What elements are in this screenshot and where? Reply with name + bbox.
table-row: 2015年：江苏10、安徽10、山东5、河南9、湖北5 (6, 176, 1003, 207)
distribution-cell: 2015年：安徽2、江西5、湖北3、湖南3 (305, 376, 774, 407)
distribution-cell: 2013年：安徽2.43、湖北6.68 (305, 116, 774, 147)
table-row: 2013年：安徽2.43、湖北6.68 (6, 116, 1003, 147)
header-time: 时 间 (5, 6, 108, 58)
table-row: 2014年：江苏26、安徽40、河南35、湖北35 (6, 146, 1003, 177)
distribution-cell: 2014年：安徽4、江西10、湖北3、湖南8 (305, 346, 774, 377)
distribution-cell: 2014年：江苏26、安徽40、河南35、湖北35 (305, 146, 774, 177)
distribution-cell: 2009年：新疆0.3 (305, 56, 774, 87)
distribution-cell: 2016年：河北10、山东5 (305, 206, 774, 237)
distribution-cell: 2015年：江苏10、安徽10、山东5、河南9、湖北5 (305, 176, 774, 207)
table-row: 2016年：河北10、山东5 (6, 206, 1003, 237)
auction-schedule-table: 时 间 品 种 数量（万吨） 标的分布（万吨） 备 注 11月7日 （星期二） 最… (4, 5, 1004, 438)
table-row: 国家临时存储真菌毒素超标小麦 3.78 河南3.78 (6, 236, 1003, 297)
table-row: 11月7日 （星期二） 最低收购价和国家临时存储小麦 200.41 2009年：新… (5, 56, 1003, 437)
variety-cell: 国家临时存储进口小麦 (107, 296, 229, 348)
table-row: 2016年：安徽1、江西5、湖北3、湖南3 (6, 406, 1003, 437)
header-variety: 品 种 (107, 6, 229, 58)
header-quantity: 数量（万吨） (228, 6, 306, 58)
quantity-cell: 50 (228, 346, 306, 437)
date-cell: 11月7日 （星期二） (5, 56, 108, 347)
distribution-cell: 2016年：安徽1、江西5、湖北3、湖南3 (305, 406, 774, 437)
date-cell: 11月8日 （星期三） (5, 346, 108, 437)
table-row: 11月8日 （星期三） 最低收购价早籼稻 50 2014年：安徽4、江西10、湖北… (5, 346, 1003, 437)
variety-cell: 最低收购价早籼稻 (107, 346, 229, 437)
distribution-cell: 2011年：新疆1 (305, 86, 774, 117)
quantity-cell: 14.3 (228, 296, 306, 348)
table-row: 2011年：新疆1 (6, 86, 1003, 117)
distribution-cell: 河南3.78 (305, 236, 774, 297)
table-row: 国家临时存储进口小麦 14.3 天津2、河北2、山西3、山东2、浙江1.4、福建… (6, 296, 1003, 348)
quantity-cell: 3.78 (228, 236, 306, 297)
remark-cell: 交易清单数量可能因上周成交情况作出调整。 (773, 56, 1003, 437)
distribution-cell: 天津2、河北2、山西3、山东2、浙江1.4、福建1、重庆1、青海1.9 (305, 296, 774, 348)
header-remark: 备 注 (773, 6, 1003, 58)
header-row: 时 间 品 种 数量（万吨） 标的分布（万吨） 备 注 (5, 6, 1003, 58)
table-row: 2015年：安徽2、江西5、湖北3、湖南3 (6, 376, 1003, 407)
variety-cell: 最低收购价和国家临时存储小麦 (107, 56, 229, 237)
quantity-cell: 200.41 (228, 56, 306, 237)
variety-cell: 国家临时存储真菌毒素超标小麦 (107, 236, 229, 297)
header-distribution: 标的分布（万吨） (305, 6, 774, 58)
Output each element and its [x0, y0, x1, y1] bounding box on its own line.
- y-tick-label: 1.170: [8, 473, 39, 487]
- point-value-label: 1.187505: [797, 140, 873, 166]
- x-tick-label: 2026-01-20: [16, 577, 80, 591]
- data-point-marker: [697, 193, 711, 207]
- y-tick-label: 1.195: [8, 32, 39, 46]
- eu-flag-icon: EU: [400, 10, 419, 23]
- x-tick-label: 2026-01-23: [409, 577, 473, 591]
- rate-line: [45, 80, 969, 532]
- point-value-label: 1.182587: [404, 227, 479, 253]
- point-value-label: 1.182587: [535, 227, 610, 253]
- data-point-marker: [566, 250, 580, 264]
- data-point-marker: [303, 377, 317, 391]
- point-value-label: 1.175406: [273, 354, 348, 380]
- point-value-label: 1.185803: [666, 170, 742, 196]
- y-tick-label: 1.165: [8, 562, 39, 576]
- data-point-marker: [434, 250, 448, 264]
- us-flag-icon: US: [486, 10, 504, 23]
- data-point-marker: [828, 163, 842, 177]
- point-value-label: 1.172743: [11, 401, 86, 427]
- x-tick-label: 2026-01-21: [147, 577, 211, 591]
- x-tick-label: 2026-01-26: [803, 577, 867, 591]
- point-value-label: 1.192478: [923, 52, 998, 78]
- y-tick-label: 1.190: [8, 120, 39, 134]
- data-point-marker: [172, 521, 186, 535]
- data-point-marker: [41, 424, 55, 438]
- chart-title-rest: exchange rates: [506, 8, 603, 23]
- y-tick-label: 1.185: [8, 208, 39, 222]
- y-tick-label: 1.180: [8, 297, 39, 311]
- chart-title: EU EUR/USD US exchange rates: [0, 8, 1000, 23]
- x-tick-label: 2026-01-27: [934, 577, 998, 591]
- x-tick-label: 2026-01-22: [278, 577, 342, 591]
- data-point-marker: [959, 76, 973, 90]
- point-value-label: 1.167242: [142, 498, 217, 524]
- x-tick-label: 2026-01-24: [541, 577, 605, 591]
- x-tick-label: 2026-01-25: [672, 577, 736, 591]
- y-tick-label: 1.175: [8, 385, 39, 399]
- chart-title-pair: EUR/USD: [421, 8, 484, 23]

━━━━━━━━━━━━━━━━━━━━

> [TASK INSTRUCTIONS]
Copy the whole listing above line for line, with no changes.

> [WRITTEN RESPONSE]
What elements are in this screenshot and where? Reply with name + bbox.
table-row: 2015年：江苏10、安徽10、山东5、河南9、湖北5 (6, 176, 1003, 207)
distribution-cell: 2015年：安徽2、江西5、湖北3、湖南3 (305, 376, 774, 407)
distribution-cell: 2013年：安徽2.43、湖北6.68 (305, 116, 774, 147)
table-row: 2013年：安徽2.43、湖北6.68 (6, 116, 1003, 147)
header-time: 时 间 (5, 6, 108, 58)
table-row: 2014年：江苏26、安徽40、河南35、湖北35 (6, 146, 1003, 177)
distribution-cell: 2014年：安徽4、江西10、湖北3、湖南8 (305, 346, 774, 377)
distribution-cell: 2014年：江苏26、安徽40、河南35、湖北35 (305, 146, 774, 177)
distribution-cell: 2009年：新疆0.3 (305, 56, 774, 87)
distribution-cell: 2016年：河北10、山东5 (305, 206, 774, 237)
distribution-cell: 2015年：江苏10、安徽10、山东5、河南9、湖北5 (305, 176, 774, 207)
table-row: 2016年：河北10、山东5 (6, 206, 1003, 237)
auction-schedule-table: 时 间 品 种 数量（万吨） 标的分布（万吨） 备 注 11月7日 （星期二） 最… (4, 5, 1004, 438)
table-row: 国家临时存储真菌毒素超标小麦 3.78 河南3.78 (6, 236, 1003, 297)
table-row: 11月7日 （星期二） 最低收购价和国家临时存储小麦 200.41 2009年：新… (5, 56, 1003, 437)
variety-cell: 国家临时存储进口小麦 (107, 296, 229, 348)
table-row: 2016年：安徽1、江西5、湖北3、湖南3 (6, 406, 1003, 437)
header-variety: 品 种 (107, 6, 229, 58)
header-quantity: 数量（万吨） (228, 6, 306, 58)
quantity-cell: 50 (228, 346, 306, 437)
date-cell: 11月7日 （星期二） (5, 56, 108, 347)
distribution-cell: 2016年：安徽1、江西5、湖北3、湖南3 (305, 406, 774, 437)
date-cell: 11月8日 （星期三） (5, 346, 108, 437)
table-row: 11月8日 （星期三） 最低收购价早籼稻 50 2014年：安徽4、江西10、湖北… (5, 346, 1003, 437)
variety-cell: 最低收购价早籼稻 (107, 346, 229, 437)
distribution-cell: 2011年：新疆1 (305, 86, 774, 117)
quantity-cell: 14.3 (228, 296, 306, 348)
table-row: 2011年：新疆1 (6, 86, 1003, 117)
distribution-cell: 河南3.78 (305, 236, 774, 297)
table-row: 国家临时存储进口小麦 14.3 天津2、河北2、山西3、山东2、浙江1.4、福建… (6, 296, 1003, 348)
quantity-cell: 3.78 (228, 236, 306, 297)
remark-cell: 交易清单数量可能因上周成交情况作出调整。 (773, 56, 1003, 437)
distribution-cell: 天津2、河北2、山西3、山东2、浙江1.4、福建1、重庆1、青海1.9 (305, 296, 774, 348)
header-remark: 备 注 (773, 6, 1003, 58)
header-row: 时 间 品 种 数量（万吨） 标的分布（万吨） 备 注 (5, 6, 1003, 58)
table-row: 2015年：安徽2、江西5、湖北3、湖南3 (6, 376, 1003, 407)
variety-cell: 最低收购价和国家临时存储小麦 (107, 56, 229, 237)
quantity-cell: 200.41 (228, 56, 306, 237)
variety-cell: 国家临时存储真菌毒素超标小麦 (107, 236, 229, 297)
header-distribution: 标的分布（万吨） (305, 6, 774, 58)
Output each element and its [x0, y0, x1, y1] bounding box on its own line.
- y-tick-label: 1.170: [8, 473, 39, 487]
- point-value-label: 1.187505: [797, 140, 873, 166]
- x-tick-label: 2026-01-20: [16, 577, 80, 591]
- data-point-marker: [697, 193, 711, 207]
- y-tick-label: 1.195: [8, 32, 39, 46]
- eu-flag-icon: EU: [400, 10, 419, 23]
- x-tick-label: 2026-01-23: [409, 577, 473, 591]
- rate-line: [45, 80, 969, 532]
- point-value-label: 1.182587: [404, 227, 479, 253]
- point-value-label: 1.182587: [535, 227, 610, 253]
- data-point-marker: [566, 250, 580, 264]
- data-point-marker: [303, 377, 317, 391]
- point-value-label: 1.175406: [273, 354, 348, 380]
- point-value-label: 1.185803: [666, 170, 742, 196]
- y-tick-label: 1.165: [8, 562, 39, 576]
- data-point-marker: [434, 250, 448, 264]
- us-flag-icon: US: [486, 10, 504, 23]
- data-point-marker: [828, 163, 842, 177]
- point-value-label: 1.172743: [11, 401, 86, 427]
- x-tick-label: 2026-01-21: [147, 577, 211, 591]
- x-tick-label: 2026-01-26: [803, 577, 867, 591]
- point-value-label: 1.192478: [923, 52, 998, 78]
- y-tick-label: 1.190: [8, 120, 39, 134]
- data-point-marker: [172, 521, 186, 535]
- data-point-marker: [41, 424, 55, 438]
- chart-title-rest: exchange rates: [506, 8, 603, 23]
- y-tick-label: 1.185: [8, 208, 39, 222]
- y-tick-label: 1.180: [8, 297, 39, 311]
- chart-title: EU EUR/USD US exchange rates: [0, 8, 1000, 23]
- x-tick-label: 2026-01-27: [934, 577, 998, 591]
- x-tick-label: 2026-01-22: [278, 577, 342, 591]
- data-point-marker: [959, 76, 973, 90]
- point-value-label: 1.167242: [142, 498, 217, 524]
- x-tick-label: 2026-01-24: [541, 577, 605, 591]
- x-tick-label: 2026-01-25: [672, 577, 736, 591]
- y-tick-label: 1.175: [8, 385, 39, 399]
- chart-title-pair: EUR/USD: [421, 8, 484, 23]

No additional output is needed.